_DATASET RECORDS:_
*****
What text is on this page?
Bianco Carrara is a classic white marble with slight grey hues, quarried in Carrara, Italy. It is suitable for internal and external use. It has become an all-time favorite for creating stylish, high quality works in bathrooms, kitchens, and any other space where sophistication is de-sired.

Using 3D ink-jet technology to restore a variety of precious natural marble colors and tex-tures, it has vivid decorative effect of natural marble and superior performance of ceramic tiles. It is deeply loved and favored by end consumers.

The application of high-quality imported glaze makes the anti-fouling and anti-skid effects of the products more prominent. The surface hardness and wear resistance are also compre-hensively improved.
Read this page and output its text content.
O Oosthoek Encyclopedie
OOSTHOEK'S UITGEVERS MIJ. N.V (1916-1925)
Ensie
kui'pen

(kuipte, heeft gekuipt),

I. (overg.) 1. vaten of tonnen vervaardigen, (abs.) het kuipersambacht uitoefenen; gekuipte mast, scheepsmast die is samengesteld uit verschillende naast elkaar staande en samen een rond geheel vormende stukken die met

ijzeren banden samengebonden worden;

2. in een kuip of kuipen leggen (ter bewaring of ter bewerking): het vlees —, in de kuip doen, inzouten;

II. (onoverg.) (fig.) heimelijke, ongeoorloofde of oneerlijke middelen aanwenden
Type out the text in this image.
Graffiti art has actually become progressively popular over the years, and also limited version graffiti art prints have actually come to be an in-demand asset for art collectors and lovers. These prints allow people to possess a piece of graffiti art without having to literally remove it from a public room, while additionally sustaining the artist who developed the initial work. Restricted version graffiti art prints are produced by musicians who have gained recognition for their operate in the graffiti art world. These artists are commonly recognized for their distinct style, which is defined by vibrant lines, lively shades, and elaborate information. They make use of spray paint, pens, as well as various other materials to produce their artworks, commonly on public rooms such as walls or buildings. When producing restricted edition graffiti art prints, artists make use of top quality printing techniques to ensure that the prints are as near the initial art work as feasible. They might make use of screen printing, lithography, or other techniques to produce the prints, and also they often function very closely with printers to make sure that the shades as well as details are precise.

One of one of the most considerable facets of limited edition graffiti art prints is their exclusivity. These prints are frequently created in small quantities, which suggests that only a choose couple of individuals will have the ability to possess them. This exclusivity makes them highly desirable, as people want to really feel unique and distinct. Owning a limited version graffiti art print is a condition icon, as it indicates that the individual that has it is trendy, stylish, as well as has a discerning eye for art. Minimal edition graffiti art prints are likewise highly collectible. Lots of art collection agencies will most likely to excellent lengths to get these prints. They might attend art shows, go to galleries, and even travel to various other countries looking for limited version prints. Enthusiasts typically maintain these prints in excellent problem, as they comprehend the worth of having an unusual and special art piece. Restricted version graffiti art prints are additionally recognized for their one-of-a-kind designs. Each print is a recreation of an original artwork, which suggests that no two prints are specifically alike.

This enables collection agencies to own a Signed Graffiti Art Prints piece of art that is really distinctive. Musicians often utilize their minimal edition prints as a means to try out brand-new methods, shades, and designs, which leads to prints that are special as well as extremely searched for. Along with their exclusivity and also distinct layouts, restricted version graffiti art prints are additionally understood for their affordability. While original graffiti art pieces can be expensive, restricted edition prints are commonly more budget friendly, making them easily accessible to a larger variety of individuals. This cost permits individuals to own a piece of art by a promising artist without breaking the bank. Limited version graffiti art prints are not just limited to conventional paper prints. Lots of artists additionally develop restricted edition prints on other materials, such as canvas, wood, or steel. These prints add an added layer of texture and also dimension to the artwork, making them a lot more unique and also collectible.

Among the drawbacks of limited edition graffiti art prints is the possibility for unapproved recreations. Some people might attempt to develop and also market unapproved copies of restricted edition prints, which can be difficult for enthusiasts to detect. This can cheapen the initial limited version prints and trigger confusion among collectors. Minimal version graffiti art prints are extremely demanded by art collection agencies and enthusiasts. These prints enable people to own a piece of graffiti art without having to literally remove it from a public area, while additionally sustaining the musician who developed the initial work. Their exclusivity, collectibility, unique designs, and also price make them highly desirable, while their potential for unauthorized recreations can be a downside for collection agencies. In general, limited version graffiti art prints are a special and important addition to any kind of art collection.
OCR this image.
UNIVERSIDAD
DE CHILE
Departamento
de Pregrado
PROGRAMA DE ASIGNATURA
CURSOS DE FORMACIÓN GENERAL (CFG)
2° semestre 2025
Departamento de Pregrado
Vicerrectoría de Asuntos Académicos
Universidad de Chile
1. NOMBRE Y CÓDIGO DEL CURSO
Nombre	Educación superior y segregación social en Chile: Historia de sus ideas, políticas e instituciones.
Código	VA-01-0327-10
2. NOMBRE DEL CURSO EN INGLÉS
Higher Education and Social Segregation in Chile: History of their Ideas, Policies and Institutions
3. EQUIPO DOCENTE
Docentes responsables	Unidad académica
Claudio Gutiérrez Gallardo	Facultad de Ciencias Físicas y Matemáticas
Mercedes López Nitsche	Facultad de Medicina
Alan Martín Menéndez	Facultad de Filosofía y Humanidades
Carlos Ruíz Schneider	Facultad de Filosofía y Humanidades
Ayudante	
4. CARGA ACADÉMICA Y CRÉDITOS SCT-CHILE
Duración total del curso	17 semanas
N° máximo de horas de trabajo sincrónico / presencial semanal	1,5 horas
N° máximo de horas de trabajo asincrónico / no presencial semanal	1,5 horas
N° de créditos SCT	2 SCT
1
*****
_AIM OF THE TASK:_
Without leaving anything out, quote all the data.

_RESPONSE:_
What text is on this page?
Bianco Carrara is a classic white marble with slight grey hues, quarried in Carrara, Italy. It is suitable for internal and external use. It has become an all-time favorite for creating stylish, high quality works in bathrooms, kitchens, and any other space where sophistication is de-sired.

Using 3D ink-jet technology to restore a variety of precious natural marble colors and tex-tures, it has vivid decorative effect of natural marble and superior performance of ceramic tiles. It is deeply loved and favored by end consumers.

The application of high-quality imported glaze makes the anti-fouling and anti-skid effects of the products more prominent. The surface hardness and wear resistance are also compre-hensively improved.
Read this page and output its text content.
O Oosthoek Encyclopedie
OOSTHOEK'S UITGEVERS MIJ. N.V (1916-1925)
Ensie
kui'pen

(kuipte, heeft gekuipt),

I. (overg.) 1. vaten of tonnen vervaardigen, (abs.) het kuipersambacht uitoefenen; gekuipte mast, scheepsmast die is samengesteld uit verschillende naast elkaar staande en samen een rond geheel vormende stukken die met

ijzeren banden samengebonden worden;

2. in een kuip of kuipen leggen (ter bewaring of ter bewerking): het vlees —, in de kuip doen, inzouten;

II. (onoverg.) (fig.) heimelijke, ongeoorloofde of oneerlijke middelen aanwenden
Type out the text in this image.
Graffiti art has actually become progressively popular over the years, and also limited version graffiti art prints have actually come to be an in-demand asset for art collectors and lovers. These prints allow people to possess a piece of graffiti art without having to literally remove it from a public room, while additionally sustaining the artist who developed the initial work. Restricted version graffiti art prints are produced by musicians who have gained recognition for their operate in the graffiti art world. These artists are commonly recognized for their distinct style, which is defined by vibrant lines, lively shades, and elaborate information. They make use of spray paint, pens, as well as various other materials to produce their artworks, commonly on public rooms such as walls or buildings. When producing restricted edition graffiti art prints, artists make use of top quality printing techniques to ensure that the prints are as near the initial art work as feasible. They might make use of screen printing, lithography, or other techniques to produce the prints, and also they often function very closely with printers to make sure that the shades as well as details are precise.

One of one of the most considerable facets of limited edition graffiti art prints is their exclusivity. These prints are frequently created in small quantities, which suggests that only a choose couple of individuals will have the ability to possess them. This exclusivity makes them highly desirable, as people want to really feel unique and distinct. Owning a limited version graffiti art print is a condition icon, as it indicates that the individual that has it is trendy, stylish, as well as has a discerning eye for art. Minimal edition graffiti art prints are likewise highly collectible. Lots of art collection agencies will most likely to excellent lengths to get these prints. They might attend art shows, go to galleries, and even travel to various other countries looking for limited version prints. Enthusiasts typically maintain these prints in excellent problem, as they comprehend the worth of having an unusual and special art piece. Restricted version graffiti art prints are additionally recognized for their one-of-a-kind designs. Each print is a recreation of an original artwork, which suggests that no two prints are specifically alike.

This enables collection agencies to own a Signed Graffiti Art Prints piece of art that is really distinctive. Musicians often utilize their minimal edition prints as a means to try out brand-new methods, shades, and designs, which leads to prints that are special as well as extremely searched for. Along with their exclusivity and also distinct layouts, restricted version graffiti art prints are additionally understood for their affordability. While original graffiti art pieces can be expensive, restricted edition prints are commonly more budget friendly, making them easily accessible to a larger variety of individuals. This cost permits individuals to own a piece of art by a promising artist without breaking the bank. Limited version graffiti art prints are not just limited to conventional paper prints. Lots of artists additionally develop restricted edition prints on other materials, such as canvas, wood, or steel. These prints add an added layer of texture and also dimension to the artwork, making them a lot more unique and also collectible.

Among the drawbacks of limited edition graffiti art prints is the possibility for unapproved recreations. Some people might attempt to develop and also market unapproved copies of restricted edition prints, which can be difficult for enthusiasts to detect. This can cheapen the initial limited version prints and trigger confusion among collectors. Minimal version graffiti art prints are extremely demanded by art collection agencies and enthusiasts. These prints enable people to own a piece of graffiti art without having to literally remove it from a public area, while additionally sustaining the musician who developed the initial work. Their exclusivity, collectibility, unique designs, and also price make them highly desirable, while their potential for unauthorized recreations can be a downside for collection agencies. In general, limited version graffiti art prints are a special and important addition to any kind of art collection.
OCR this image.
UNIVERSIDAD
DE CHILE
Departamento
de Pregrado
PROGRAMA DE ASIGNATURA
CURSOS DE FORMACIÓN GENERAL (CFG)
2° semestre 2025
Departamento de Pregrado
Vicerrectoría de Asuntos Académicos
Universidad de Chile
1. NOMBRE Y CÓDIGO DEL CURSO
Nombre	Educación superior y segregación social en Chile: Historia de sus ideas, políticas e instituciones.
Código	VA-01-0327-10
2. NOMBRE DEL CURSO EN INGLÉS
Higher Education and Social Segregation in Chile: History of their Ideas, Policies and Institutions
3. EQUIPO DOCENTE
Docentes responsables	Unidad académica
Claudio Gutiérrez Gallardo	Facultad de Ciencias Físicas y Matemáticas
Mercedes López Nitsche	Facultad de Medicina
Alan Martín Menéndez	Facultad de Filosofía y Humanidades
Carlos Ruíz Schneider	Facultad de Filosofía y Humanidades
Ayudante	
4. CARGA ACADÉMICA Y CRÉDITOS SCT-CHILE
Duración total del curso	17 semanas
N° máximo de horas de trabajo sincrónico / presencial semanal	1,5 horas
N° máximo de horas de trabajo asincrónico / no presencial semanal	1,5 horas
N° de créditos SCT	2 SCT
1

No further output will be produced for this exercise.